> [GIVEN REQUEST]
Extract each line from the entries below that has the string "Blend" in it.

○ ○ ○ ○ ○

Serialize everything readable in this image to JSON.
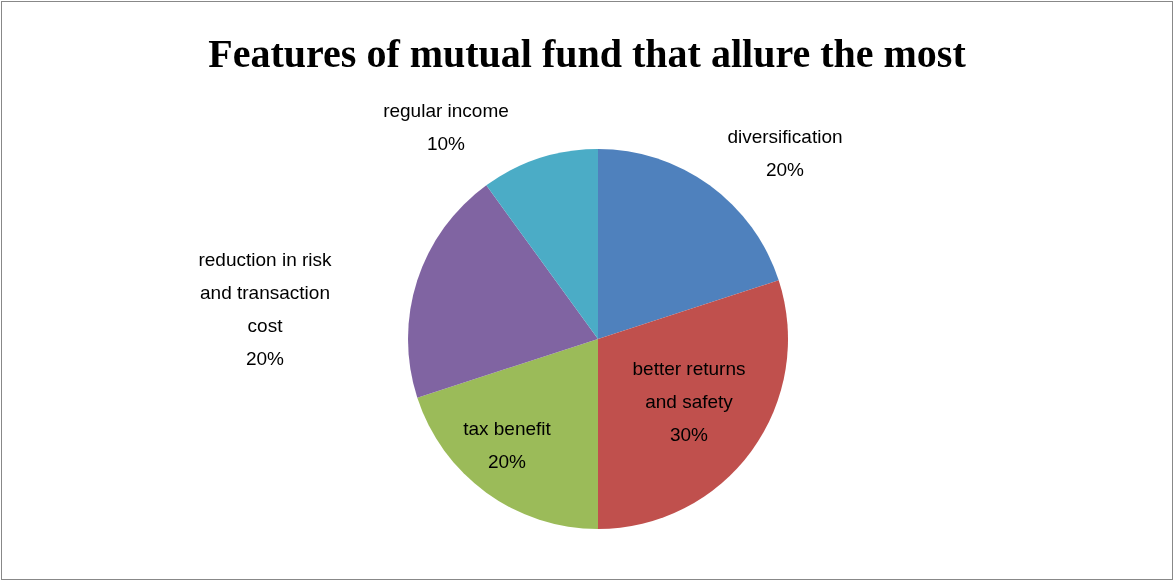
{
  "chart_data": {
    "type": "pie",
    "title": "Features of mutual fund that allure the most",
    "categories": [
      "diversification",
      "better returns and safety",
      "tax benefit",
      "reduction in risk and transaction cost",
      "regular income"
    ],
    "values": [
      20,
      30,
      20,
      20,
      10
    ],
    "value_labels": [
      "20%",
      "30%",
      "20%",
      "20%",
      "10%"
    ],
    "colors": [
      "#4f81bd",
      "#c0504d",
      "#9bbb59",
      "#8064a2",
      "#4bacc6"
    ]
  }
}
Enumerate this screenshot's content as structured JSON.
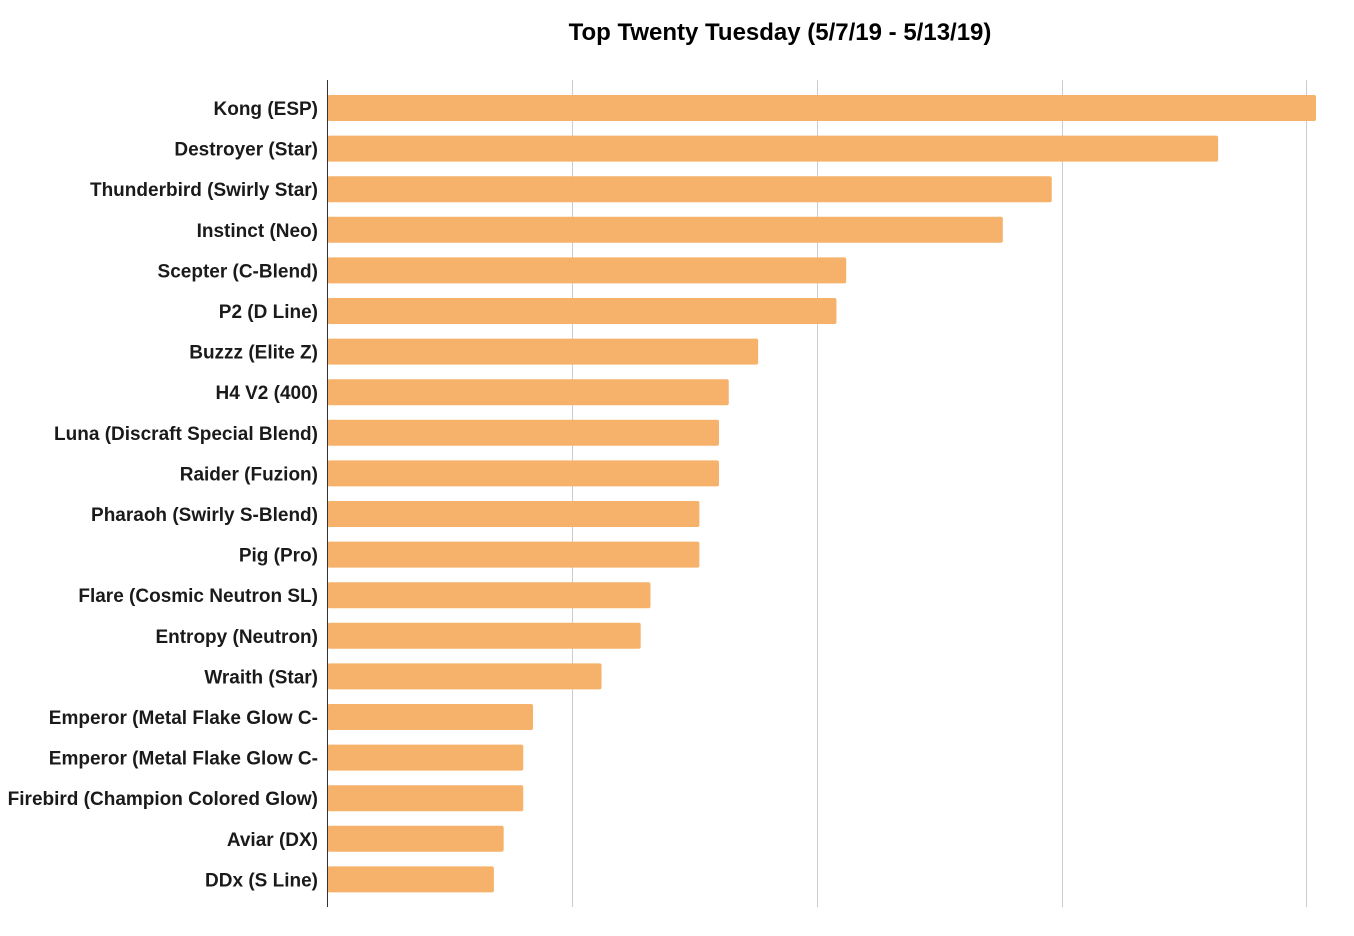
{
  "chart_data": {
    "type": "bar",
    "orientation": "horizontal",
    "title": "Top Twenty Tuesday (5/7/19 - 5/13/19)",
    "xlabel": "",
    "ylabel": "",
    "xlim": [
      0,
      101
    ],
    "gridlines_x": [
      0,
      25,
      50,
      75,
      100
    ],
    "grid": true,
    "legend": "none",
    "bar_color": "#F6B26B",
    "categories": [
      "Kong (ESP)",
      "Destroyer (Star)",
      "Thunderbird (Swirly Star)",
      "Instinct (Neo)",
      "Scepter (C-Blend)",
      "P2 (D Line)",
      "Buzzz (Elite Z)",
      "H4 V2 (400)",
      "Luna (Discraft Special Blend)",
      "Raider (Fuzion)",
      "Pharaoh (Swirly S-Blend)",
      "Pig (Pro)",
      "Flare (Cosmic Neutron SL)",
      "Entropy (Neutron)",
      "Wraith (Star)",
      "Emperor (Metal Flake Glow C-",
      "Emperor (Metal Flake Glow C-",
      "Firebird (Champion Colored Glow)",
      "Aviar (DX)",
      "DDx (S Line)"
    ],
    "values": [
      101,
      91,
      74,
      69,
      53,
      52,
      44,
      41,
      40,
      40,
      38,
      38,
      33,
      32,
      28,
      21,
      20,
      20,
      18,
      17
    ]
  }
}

○ ○ ○ ○ ○

> [RESPONSE TO THIS EXERCISE]
      "Scepter (C-Blend)",
      "Luna (Discraft Special Blend)",
      "Pharaoh (Swirly S-Blend)",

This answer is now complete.